- Written task: Without the pictures, reproduce the records that follow exactly.
.....
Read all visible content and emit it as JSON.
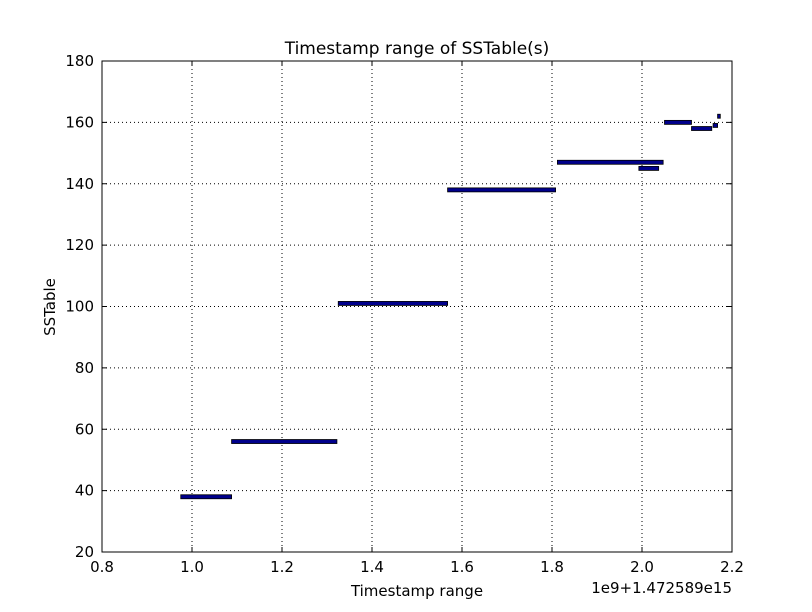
{
  "chart_data": {
    "type": "bar",
    "orientation": "horizontal-range",
    "title": "Timestamp range of SSTable(s)",
    "xlabel": "Timestamp range",
    "ylabel": "SSTable",
    "x_offset_label": "1e9+1.472589e15",
    "xlim": [
      0.8,
      2.2
    ],
    "ylim": [
      20,
      180
    ],
    "xticks": [
      "0.8",
      "1.0",
      "1.2",
      "1.4",
      "1.6",
      "1.8",
      "2.0",
      "2.2"
    ],
    "yticks": [
      "20",
      "40",
      "60",
      "80",
      "100",
      "120",
      "140",
      "160",
      "180"
    ],
    "grid": true,
    "bar_color": "#00008b",
    "segments": [
      {
        "sstable": 38,
        "start": 0.975,
        "end": 1.088
      },
      {
        "sstable": 56,
        "start": 1.088,
        "end": 1.322
      },
      {
        "sstable": 101,
        "start": 1.325,
        "end": 1.568
      },
      {
        "sstable": 138,
        "start": 1.568,
        "end": 1.808
      },
      {
        "sstable": 147,
        "start": 1.812,
        "end": 2.047
      },
      {
        "sstable": 145,
        "start": 1.993,
        "end": 2.037
      },
      {
        "sstable": 160,
        "start": 2.05,
        "end": 2.11
      },
      {
        "sstable": 158,
        "start": 2.11,
        "end": 2.155
      },
      {
        "sstable": 159,
        "start": 2.158,
        "end": 2.168
      },
      {
        "sstable": 162,
        "start": 2.168,
        "end": 2.174
      }
    ]
  }
}
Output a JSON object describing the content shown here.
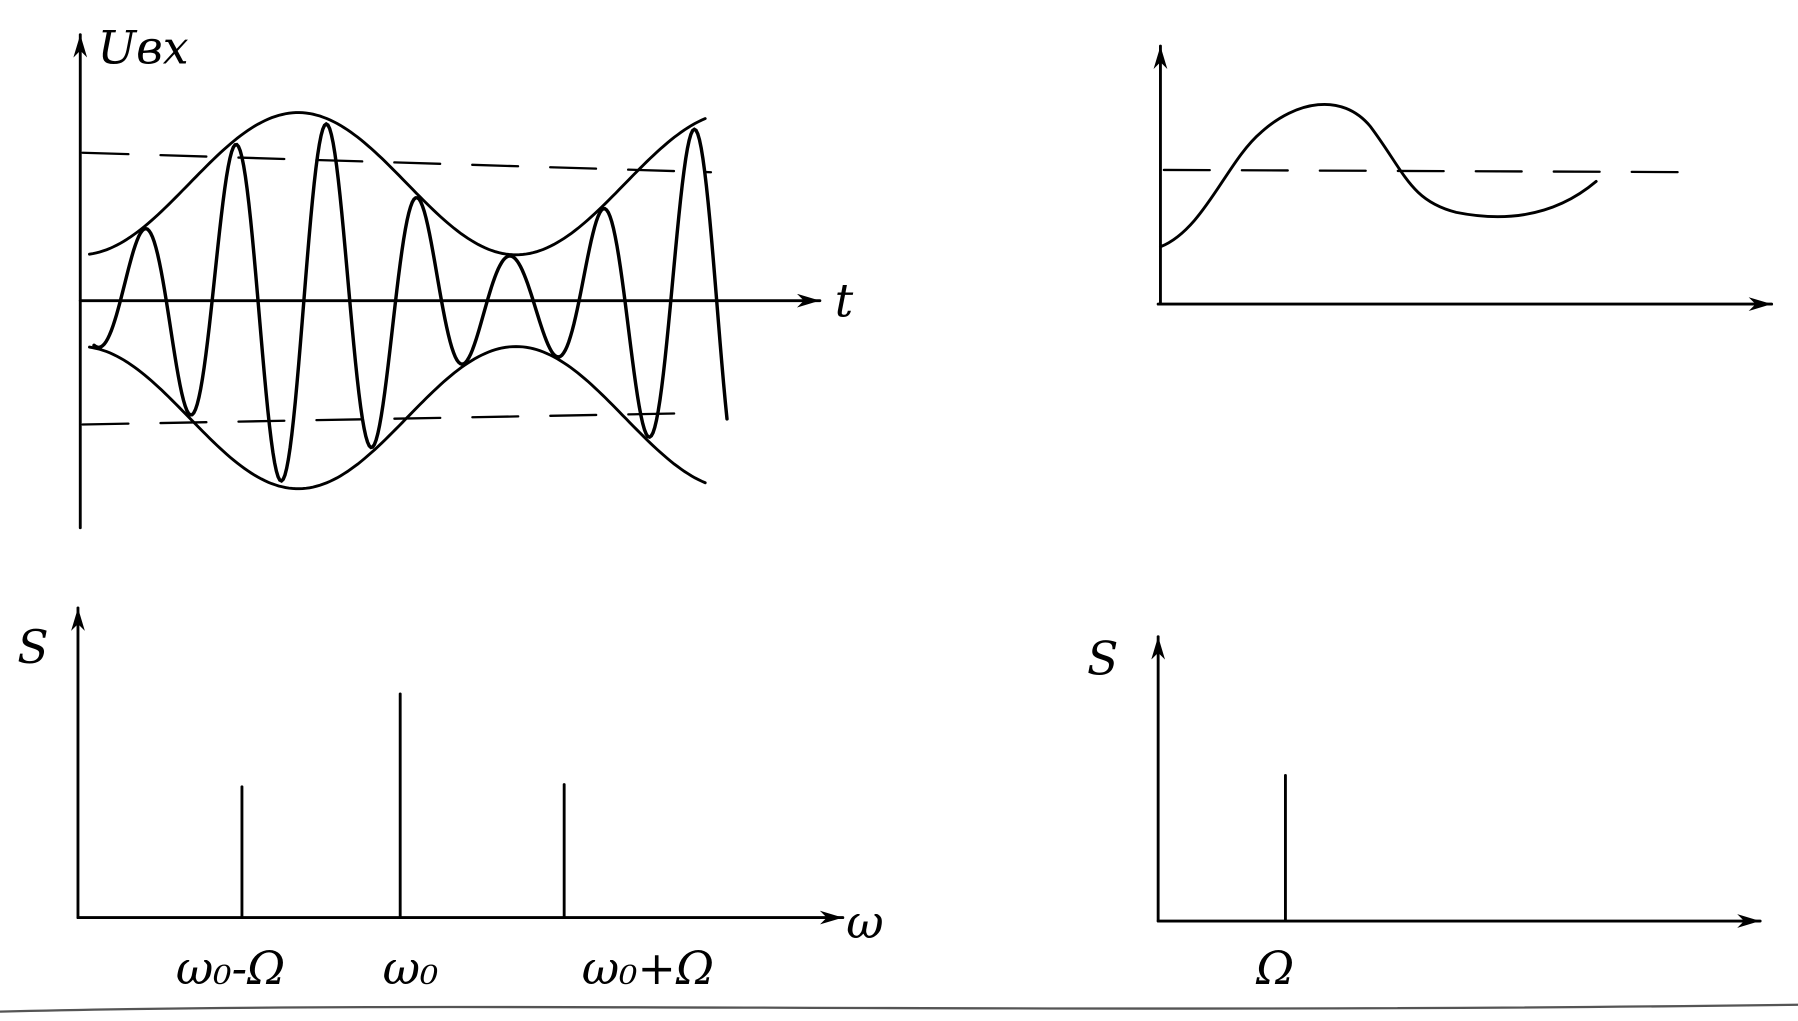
{
  "top_left": {
    "y_label": "Uвх",
    "x_label": "t"
  },
  "bottom_left": {
    "y_label": "S",
    "x_label": "ω",
    "line_labels": [
      "ω₀-Ω",
      "ω₀",
      "ω₀+Ω"
    ]
  },
  "bottom_right": {
    "y_label": "S",
    "line_labels": [
      "Ω"
    ]
  }
}
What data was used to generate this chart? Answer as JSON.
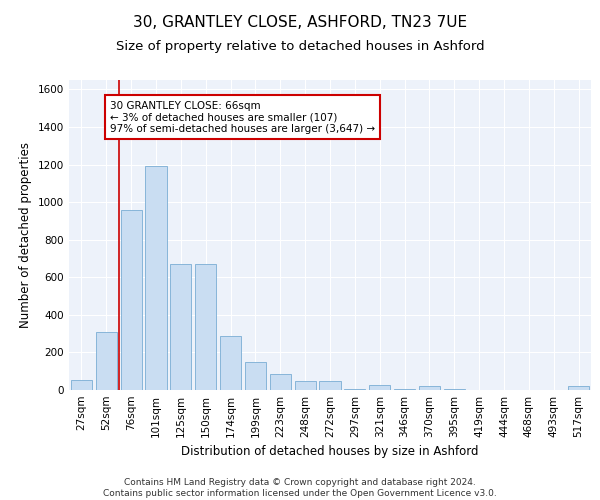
{
  "title_line1": "30, GRANTLEY CLOSE, ASHFORD, TN23 7UE",
  "title_line2": "Size of property relative to detached houses in Ashford",
  "xlabel": "Distribution of detached houses by size in Ashford",
  "ylabel": "Number of detached properties",
  "bar_labels": [
    "27sqm",
    "52sqm",
    "76sqm",
    "101sqm",
    "125sqm",
    "150sqm",
    "174sqm",
    "199sqm",
    "223sqm",
    "248sqm",
    "272sqm",
    "297sqm",
    "321sqm",
    "346sqm",
    "370sqm",
    "395sqm",
    "419sqm",
    "444sqm",
    "468sqm",
    "493sqm",
    "517sqm"
  ],
  "bar_values": [
    55,
    310,
    960,
    1190,
    670,
    670,
    290,
    150,
    85,
    50,
    50,
    5,
    25,
    5,
    20,
    5,
    0,
    0,
    0,
    0,
    20
  ],
  "bar_color": "#c9ddf2",
  "bar_edge_color": "#7aadd4",
  "property_line_x": 1.5,
  "ylim": [
    0,
    1650
  ],
  "yticks": [
    0,
    200,
    400,
    600,
    800,
    1000,
    1200,
    1400,
    1600
  ],
  "annotation_text": "30 GRANTLEY CLOSE: 66sqm\n← 3% of detached houses are smaller (107)\n97% of semi-detached houses are larger (3,647) →",
  "annotation_box_color": "#ffffff",
  "annotation_border_color": "#cc0000",
  "footer_text": "Contains HM Land Registry data © Crown copyright and database right 2024.\nContains public sector information licensed under the Open Government Licence v3.0.",
  "background_color": "#edf2fa",
  "grid_color": "#ffffff",
  "title_fontsize": 11,
  "subtitle_fontsize": 9.5,
  "axis_label_fontsize": 8.5,
  "tick_fontsize": 7.5,
  "annotation_fontsize": 7.5,
  "footer_fontsize": 6.5
}
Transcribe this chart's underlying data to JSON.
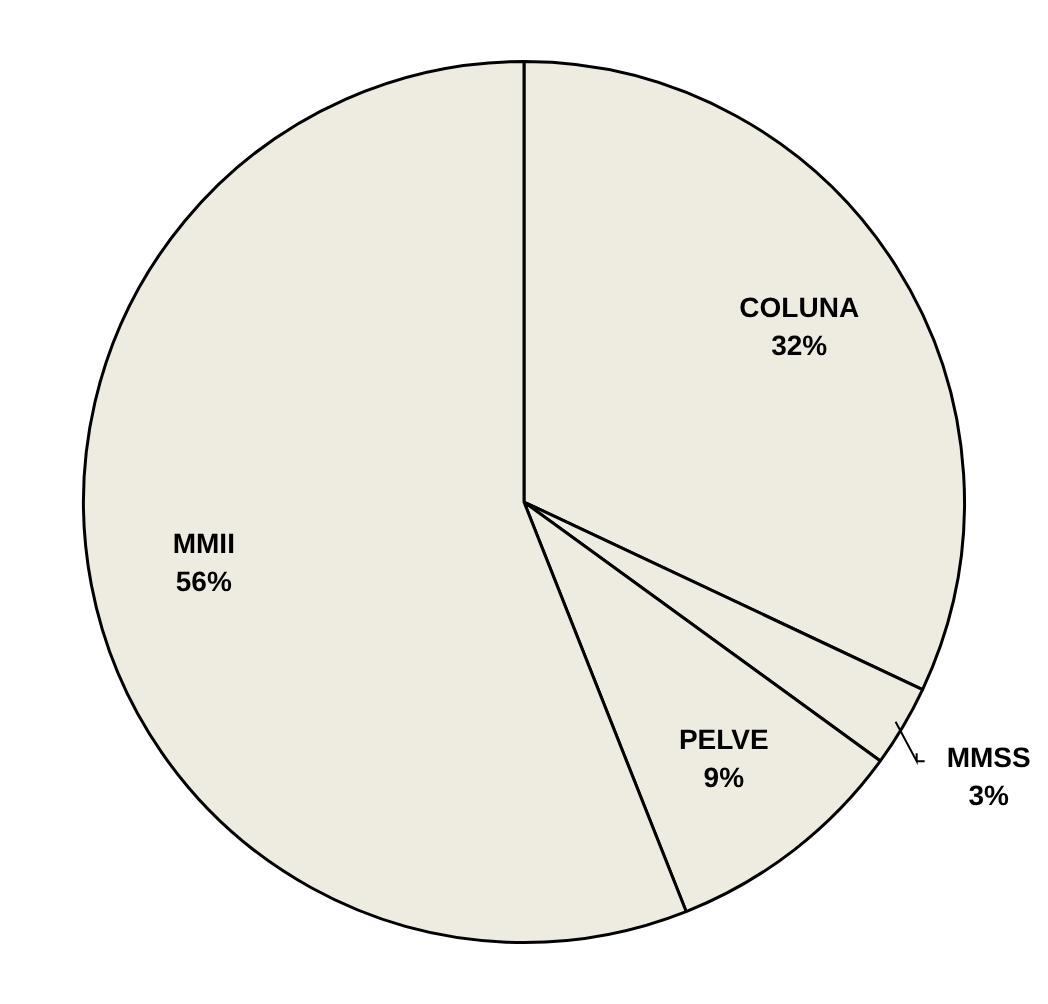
.....
- Problem solution:
Read all visible content and emit it as JSON.
{
  "chart_data": {
    "type": "bar",
    "orientation": "horizontal-range",
    "title": "Timestamp range of SSTable(s)",
    "xlabel": "Timestamp range",
    "ylabel": "SSTable",
    "x_offset_label": "1e9+1.472589e15",
    "xlim": [
      0.8,
      2.2
    ],
    "ylim": [
      20,
      180
    ],
    "xticks": [
      "0.8",
      "1.0",
      "1.2",
      "1.4",
      "1.6",
      "1.8",
      "2.0",
      "2.2"
    ],
    "yticks": [
      "20",
      "40",
      "60",
      "80",
      "100",
      "120",
      "140",
      "160",
      "180"
    ],
    "grid": true,
    "bar_color": "#00008b",
    "segments": [
      {
        "sstable": 38,
        "start": 0.975,
        "end": 1.088
      },
      {
        "sstable": 56,
        "start": 1.088,
        "end": 1.322
      },
      {
        "sstable": 101,
        "start": 1.325,
        "end": 1.568
      },
      {
        "sstable": 138,
        "start": 1.568,
        "end": 1.808
      },
      {
        "sstable": 147,
        "start": 1.812,
        "end": 2.047
      },
      {
        "sstable": 145,
        "start": 1.993,
        "end": 2.037
      },
      {
        "sstable": 160,
        "start": 2.05,
        "end": 2.11
      },
      {
        "sstable": 158,
        "start": 2.11,
        "end": 2.155
      },
      {
        "sstable": 159,
        "start": 2.158,
        "end": 2.168
      },
      {
        "sstable": 162,
        "start": 2.168,
        "end": 2.174
      }
    ]
  }
}
Output a JSON object describing the content shown here.
{
  "top_left": {
    "y_label": "Uвх",
    "x_label": "t"
  },
  "bottom_left": {
    "y_label": "S",
    "x_label": "ω",
    "line_labels": [
      "ω₀-Ω",
      "ω₀",
      "ω₀+Ω"
    ]
  },
  "bottom_right": {
    "y_label": "S",
    "line_labels": [
      "Ω"
    ]
  }
}
What data was used to generate this chart? Answer as JSON.
{
  "title_line1": "30, GRANTLEY CLOSE, ASHFORD, TN23 7UE",
  "title_line2": "Size of property relative to detached houses in Ashford",
  "xlabel": "Distribution of detached houses by size in Ashford",
  "ylabel": "Number of detached properties",
  "bar_labels": [
    "27sqm",
    "52sqm",
    "76sqm",
    "101sqm",
    "125sqm",
    "150sqm",
    "174sqm",
    "199sqm",
    "223sqm",
    "248sqm",
    "272sqm",
    "297sqm",
    "321sqm",
    "346sqm",
    "370sqm",
    "395sqm",
    "419sqm",
    "444sqm",
    "468sqm",
    "493sqm",
    "517sqm"
  ],
  "bar_values": [
    55,
    310,
    960,
    1190,
    670,
    670,
    290,
    150,
    85,
    50,
    50,
    5,
    25,
    5,
    20,
    5,
    0,
    0,
    0,
    0,
    20
  ],
  "bar_color": "#c9ddf2",
  "bar_edge_color": "#7aadd4",
  "property_line_x": 1.5,
  "ylim": [
    0,
    1650
  ],
  "yticks": [
    0,
    200,
    400,
    600,
    800,
    1000,
    1200,
    1400,
    1600
  ],
  "annotation_text": "30 GRANTLEY CLOSE: 66sqm\n← 3% of detached houses are smaller (107)\n97% of semi-detached houses are larger (3,647) →",
  "annotation_box_color": "#ffffff",
  "annotation_border_color": "#cc0000",
  "footer_text": "Contains HM Land Registry data © Crown copyright and database right 2024.\nContains public sector information licensed under the Open Government Licence v3.0.",
  "background_color": "#edf2fa",
  "grid_color": "#ffffff",
  "title_fontsize": 11,
  "subtitle_fontsize": 9.5,
  "axis_label_fontsize": 8.5,
  "tick_fontsize": 7.5,
  "annotation_fontsize": 7.5,
  "footer_fontsize": 6.5
}
Transcribe this chart's underlying data to JSON.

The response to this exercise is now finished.